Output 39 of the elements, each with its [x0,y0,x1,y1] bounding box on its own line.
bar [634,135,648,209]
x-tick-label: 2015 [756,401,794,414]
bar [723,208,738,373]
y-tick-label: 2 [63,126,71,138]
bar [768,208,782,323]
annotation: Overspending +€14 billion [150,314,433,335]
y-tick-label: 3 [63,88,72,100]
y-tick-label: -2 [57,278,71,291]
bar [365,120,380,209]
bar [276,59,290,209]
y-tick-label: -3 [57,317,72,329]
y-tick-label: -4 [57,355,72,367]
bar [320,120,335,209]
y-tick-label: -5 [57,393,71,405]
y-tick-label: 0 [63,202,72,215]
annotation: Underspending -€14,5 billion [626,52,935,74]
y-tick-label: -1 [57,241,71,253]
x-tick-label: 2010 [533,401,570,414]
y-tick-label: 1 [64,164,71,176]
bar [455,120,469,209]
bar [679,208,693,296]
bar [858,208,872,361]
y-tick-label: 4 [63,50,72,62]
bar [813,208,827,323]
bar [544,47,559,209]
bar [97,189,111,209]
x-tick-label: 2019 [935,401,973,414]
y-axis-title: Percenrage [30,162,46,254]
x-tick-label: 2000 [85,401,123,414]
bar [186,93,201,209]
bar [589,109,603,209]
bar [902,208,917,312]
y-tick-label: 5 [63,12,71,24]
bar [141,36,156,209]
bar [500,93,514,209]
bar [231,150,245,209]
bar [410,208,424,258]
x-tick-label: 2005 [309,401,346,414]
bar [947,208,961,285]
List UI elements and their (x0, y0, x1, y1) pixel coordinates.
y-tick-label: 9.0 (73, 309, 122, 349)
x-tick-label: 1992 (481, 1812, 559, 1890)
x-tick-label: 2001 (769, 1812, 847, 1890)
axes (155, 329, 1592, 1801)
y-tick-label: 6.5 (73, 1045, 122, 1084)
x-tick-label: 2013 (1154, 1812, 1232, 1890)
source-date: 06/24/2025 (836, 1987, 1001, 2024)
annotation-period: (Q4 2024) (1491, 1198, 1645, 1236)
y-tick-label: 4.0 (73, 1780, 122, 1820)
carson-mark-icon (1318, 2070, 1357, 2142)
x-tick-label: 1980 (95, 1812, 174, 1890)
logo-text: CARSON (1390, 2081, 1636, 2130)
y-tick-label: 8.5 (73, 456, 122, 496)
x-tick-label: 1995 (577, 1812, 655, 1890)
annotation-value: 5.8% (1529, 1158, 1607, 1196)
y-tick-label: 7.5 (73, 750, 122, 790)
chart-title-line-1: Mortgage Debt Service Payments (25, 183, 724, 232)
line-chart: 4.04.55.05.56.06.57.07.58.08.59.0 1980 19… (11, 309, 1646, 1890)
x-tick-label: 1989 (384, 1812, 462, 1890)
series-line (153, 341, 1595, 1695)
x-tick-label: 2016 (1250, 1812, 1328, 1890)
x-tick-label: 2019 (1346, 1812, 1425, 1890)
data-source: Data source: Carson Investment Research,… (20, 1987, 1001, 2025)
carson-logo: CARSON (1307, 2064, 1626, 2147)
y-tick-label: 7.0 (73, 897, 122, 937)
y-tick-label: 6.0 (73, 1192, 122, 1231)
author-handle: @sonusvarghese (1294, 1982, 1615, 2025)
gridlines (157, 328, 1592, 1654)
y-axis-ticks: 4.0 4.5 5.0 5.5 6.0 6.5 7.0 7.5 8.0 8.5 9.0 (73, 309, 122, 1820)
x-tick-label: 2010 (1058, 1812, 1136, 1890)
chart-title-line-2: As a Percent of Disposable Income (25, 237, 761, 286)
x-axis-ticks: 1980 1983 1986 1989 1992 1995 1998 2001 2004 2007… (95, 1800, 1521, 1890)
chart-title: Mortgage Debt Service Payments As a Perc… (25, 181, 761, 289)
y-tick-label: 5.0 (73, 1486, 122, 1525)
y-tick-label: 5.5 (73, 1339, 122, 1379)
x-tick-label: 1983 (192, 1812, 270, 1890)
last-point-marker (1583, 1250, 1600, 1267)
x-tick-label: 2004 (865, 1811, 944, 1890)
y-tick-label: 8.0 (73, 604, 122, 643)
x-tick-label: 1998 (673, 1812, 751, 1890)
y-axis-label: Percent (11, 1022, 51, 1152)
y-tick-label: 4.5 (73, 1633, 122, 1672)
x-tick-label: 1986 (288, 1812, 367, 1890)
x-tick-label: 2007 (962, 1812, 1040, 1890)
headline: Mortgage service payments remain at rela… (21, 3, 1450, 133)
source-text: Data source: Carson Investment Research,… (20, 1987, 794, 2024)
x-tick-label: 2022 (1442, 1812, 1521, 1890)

====

Please reproduce every line of the material above without any changes.

**The answer:**
Output 39 of the elements, each with its [x0,y0,x1,y1] bounding box on its own line.
bar [634,135,648,209]
x-tick-label: 2015 [756,401,794,414]
bar [723,208,738,373]
y-tick-label: 2 [63,126,71,138]
bar [768,208,782,323]
annotation: Overspending +€14 billion [150,314,433,335]
y-tick-label: 3 [63,88,72,100]
y-tick-label: -2 [57,278,71,291]
bar [365,120,380,209]
bar [276,59,290,209]
y-tick-label: -3 [57,317,72,329]
y-tick-label: -4 [57,355,72,367]
bar [320,120,335,209]
y-tick-label: -5 [57,393,71,405]
y-tick-label: 0 [63,202,72,215]
annotation: Underspending -€14,5 billion [626,52,935,74]
y-tick-label: -1 [57,241,71,253]
x-tick-label: 2010 [533,401,570,414]
y-tick-label: 1 [64,164,71,176]
bar [455,120,469,209]
bar [679,208,693,296]
bar [858,208,872,361]
y-tick-label: 4 [63,50,72,62]
bar [813,208,827,323]
bar [544,47,559,209]
bar [97,189,111,209]
x-tick-label: 2019 [935,401,973,414]
y-axis-title: Percenrage [30,162,46,254]
x-tick-label: 2000 [85,401,123,414]
bar [186,93,201,209]
bar [589,109,603,209]
bar [902,208,917,312]
y-tick-label: 5 [63,12,71,24]
bar [141,36,156,209]
bar [500,93,514,209]
bar [231,150,245,209]
bar [410,208,424,258]
x-tick-label: 2005 [309,401,346,414]
bar [947,208,961,285]
List UI elements and their (x0, y0, x1, y1) pixel coordinates.
y-tick-label: 9.0 (73, 309, 122, 349)
x-tick-label: 1992 (481, 1812, 559, 1890)
x-tick-label: 2001 (769, 1812, 847, 1890)
axes (155, 329, 1592, 1801)
y-tick-label: 6.5 (73, 1045, 122, 1084)
x-tick-label: 2013 (1154, 1812, 1232, 1890)
source-date: 06/24/2025 (836, 1987, 1001, 2024)
annotation-period: (Q4 2024) (1491, 1198, 1645, 1236)
y-tick-label: 4.0 (73, 1780, 122, 1820)
carson-mark-icon (1318, 2070, 1357, 2142)
x-tick-label: 1980 (95, 1812, 174, 1890)
logo-text: CARSON (1390, 2081, 1636, 2130)
y-tick-label: 8.5 (73, 456, 122, 496)
x-tick-label: 1995 (577, 1812, 655, 1890)
annotation-value: 5.8% (1529, 1158, 1607, 1196)
y-tick-label: 7.5 (73, 750, 122, 790)
chart-title-line-1: Mortgage Debt Service Payments (25, 183, 724, 232)
line-chart: 4.04.55.05.56.06.57.07.58.08.59.0 1980 19… (11, 309, 1646, 1890)
x-tick-label: 1989 (384, 1812, 462, 1890)
series-line (153, 341, 1595, 1695)
x-tick-label: 2016 (1250, 1812, 1328, 1890)
x-tick-label: 2019 (1346, 1812, 1425, 1890)
data-source: Data source: Carson Investment Research,… (20, 1987, 1001, 2025)
carson-logo: CARSON (1307, 2064, 1626, 2147)
y-tick-label: 7.0 (73, 897, 122, 937)
y-tick-label: 6.0 (73, 1192, 122, 1231)
author-handle: @sonusvarghese (1294, 1982, 1615, 2025)
gridlines (157, 328, 1592, 1654)
y-axis-ticks: 4.0 4.5 5.0 5.5 6.0 6.5 7.0 7.5 8.0 8.5 9.0 (73, 309, 122, 1820)
x-tick-label: 2010 (1058, 1812, 1136, 1890)
chart-title-line-2: As a Percent of Disposable Income (25, 237, 761, 286)
x-axis-ticks: 1980 1983 1986 1989 1992 1995 1998 2001 2004 2007… (95, 1800, 1521, 1890)
chart-title: Mortgage Debt Service Payments As a Perc… (25, 181, 761, 289)
y-tick-label: 5.0 (73, 1486, 122, 1525)
y-tick-label: 5.5 (73, 1339, 122, 1379)
x-tick-label: 1983 (192, 1812, 270, 1890)
last-point-marker (1583, 1250, 1600, 1267)
x-tick-label: 2004 (865, 1811, 944, 1890)
y-tick-label: 8.0 (73, 604, 122, 643)
x-tick-label: 1998 (673, 1812, 751, 1890)
y-axis-label: Percent (11, 1022, 51, 1152)
y-tick-label: 4.5 (73, 1633, 122, 1672)
x-tick-label: 1986 (288, 1812, 367, 1890)
x-tick-label: 2007 (962, 1812, 1040, 1890)
headline: Mortgage service payments remain at rela… (21, 3, 1450, 133)
source-text: Data source: Carson Investment Research,… (20, 1987, 794, 2024)
x-tick-label: 2022 (1442, 1812, 1521, 1890)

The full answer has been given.